SHORT EXERCISE:
Do any lines in the data below contain "şuydu"? If so, copy every one of them.

[Extracted data entries]
○ ○ ○ ○ ○
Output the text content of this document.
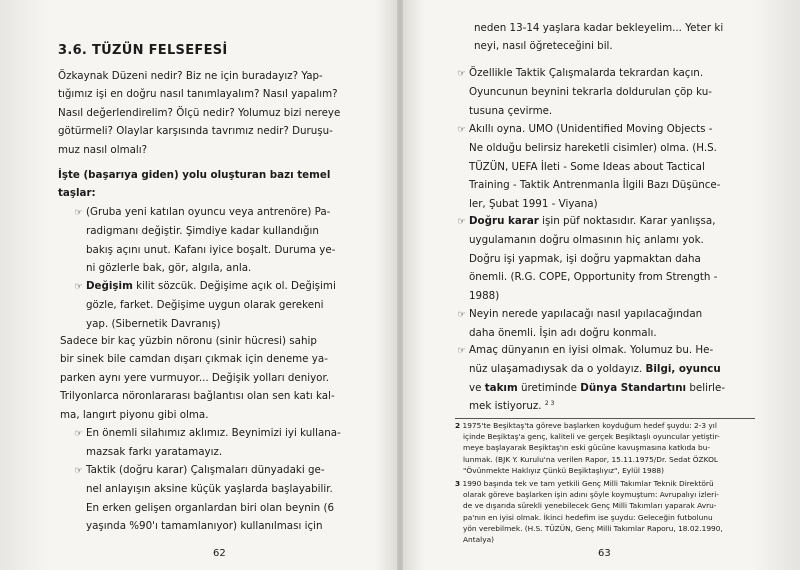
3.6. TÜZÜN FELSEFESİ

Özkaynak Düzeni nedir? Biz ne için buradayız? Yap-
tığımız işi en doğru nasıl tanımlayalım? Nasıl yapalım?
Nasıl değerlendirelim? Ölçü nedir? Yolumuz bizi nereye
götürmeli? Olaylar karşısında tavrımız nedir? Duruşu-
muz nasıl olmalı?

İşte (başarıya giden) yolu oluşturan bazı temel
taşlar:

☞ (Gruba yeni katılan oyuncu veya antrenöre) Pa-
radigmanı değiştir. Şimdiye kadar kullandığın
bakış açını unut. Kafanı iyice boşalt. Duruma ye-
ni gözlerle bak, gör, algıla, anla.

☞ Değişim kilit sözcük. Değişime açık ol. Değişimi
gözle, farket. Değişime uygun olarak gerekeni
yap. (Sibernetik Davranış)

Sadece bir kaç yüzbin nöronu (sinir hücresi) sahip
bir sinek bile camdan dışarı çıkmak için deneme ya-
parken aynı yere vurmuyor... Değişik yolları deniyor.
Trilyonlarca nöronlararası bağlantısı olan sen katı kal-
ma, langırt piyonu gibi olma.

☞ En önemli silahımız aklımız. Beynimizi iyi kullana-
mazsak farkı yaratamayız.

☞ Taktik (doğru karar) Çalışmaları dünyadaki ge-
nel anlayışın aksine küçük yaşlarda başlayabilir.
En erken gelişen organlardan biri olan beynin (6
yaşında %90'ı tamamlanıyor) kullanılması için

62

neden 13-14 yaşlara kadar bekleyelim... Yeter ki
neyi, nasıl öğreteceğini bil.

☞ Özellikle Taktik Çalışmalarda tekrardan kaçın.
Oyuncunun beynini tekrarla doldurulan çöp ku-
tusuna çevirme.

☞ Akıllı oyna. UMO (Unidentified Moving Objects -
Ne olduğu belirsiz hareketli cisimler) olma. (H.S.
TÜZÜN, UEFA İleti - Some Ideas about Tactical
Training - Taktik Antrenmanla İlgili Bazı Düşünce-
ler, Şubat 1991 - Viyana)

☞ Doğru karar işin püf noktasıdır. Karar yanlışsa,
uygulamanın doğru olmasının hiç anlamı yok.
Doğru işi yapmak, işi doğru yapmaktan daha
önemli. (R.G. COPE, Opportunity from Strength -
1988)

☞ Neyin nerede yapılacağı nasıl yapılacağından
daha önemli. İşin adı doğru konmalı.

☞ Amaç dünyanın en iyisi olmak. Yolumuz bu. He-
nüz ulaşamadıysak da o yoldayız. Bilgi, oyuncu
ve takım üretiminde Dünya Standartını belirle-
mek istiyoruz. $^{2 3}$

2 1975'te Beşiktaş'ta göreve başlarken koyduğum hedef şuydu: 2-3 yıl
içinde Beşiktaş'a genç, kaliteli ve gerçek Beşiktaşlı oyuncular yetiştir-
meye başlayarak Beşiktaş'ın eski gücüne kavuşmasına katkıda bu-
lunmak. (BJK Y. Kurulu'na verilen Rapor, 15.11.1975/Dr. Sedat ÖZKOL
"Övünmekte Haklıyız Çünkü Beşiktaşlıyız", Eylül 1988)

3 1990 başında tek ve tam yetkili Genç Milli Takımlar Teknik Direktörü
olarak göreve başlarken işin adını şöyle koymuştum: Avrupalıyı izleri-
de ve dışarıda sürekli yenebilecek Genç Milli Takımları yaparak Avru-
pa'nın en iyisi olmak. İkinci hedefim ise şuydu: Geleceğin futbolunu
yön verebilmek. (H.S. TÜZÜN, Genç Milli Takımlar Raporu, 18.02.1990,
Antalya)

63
○ ○ ○ ○ ○
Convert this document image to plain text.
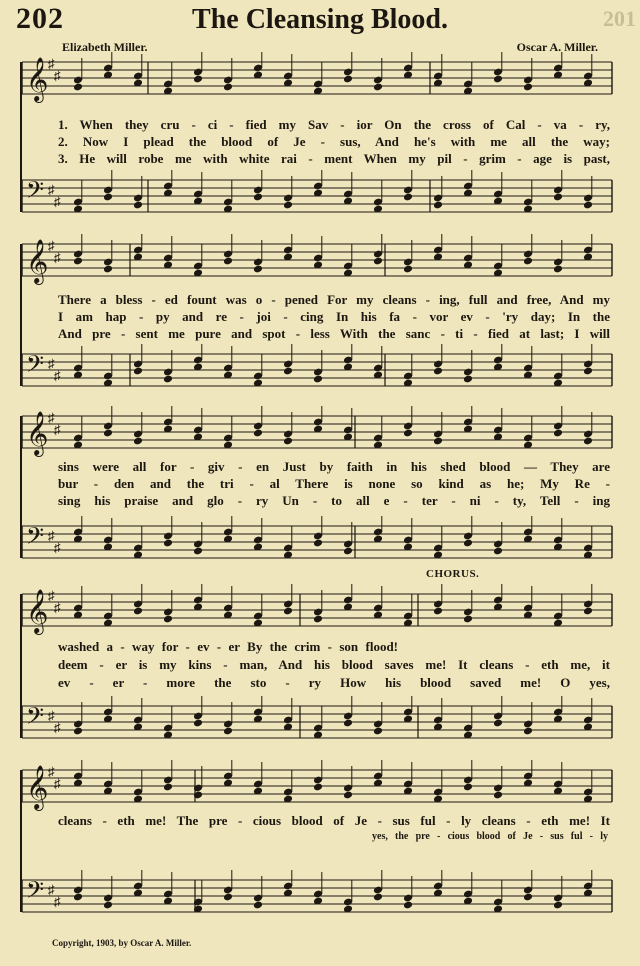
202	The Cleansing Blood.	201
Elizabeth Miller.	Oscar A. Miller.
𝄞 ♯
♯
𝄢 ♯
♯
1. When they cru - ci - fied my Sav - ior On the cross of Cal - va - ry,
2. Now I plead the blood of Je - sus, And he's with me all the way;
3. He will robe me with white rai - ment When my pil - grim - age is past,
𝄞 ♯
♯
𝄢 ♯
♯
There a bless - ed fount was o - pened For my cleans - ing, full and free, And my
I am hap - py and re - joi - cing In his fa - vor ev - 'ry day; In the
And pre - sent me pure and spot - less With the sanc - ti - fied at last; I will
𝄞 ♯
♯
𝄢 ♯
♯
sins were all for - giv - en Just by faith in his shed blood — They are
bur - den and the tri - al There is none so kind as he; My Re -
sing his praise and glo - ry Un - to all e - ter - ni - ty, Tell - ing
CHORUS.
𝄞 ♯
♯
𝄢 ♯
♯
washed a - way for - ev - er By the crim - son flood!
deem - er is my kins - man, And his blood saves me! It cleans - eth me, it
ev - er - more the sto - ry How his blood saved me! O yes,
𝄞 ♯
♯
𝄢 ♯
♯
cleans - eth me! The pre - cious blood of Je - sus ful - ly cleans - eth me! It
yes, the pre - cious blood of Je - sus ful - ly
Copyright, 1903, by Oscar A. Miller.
○ ○ ○ ○ ○
RIGHT ANSWER:
2 1975'te Beşiktaş'ta göreve başlarken koyduğum hedef şuydu: 2-3 yıl
pa'nın en iyisi olmak. İkinci hedefim ise şuydu: Geleceğin futbolunu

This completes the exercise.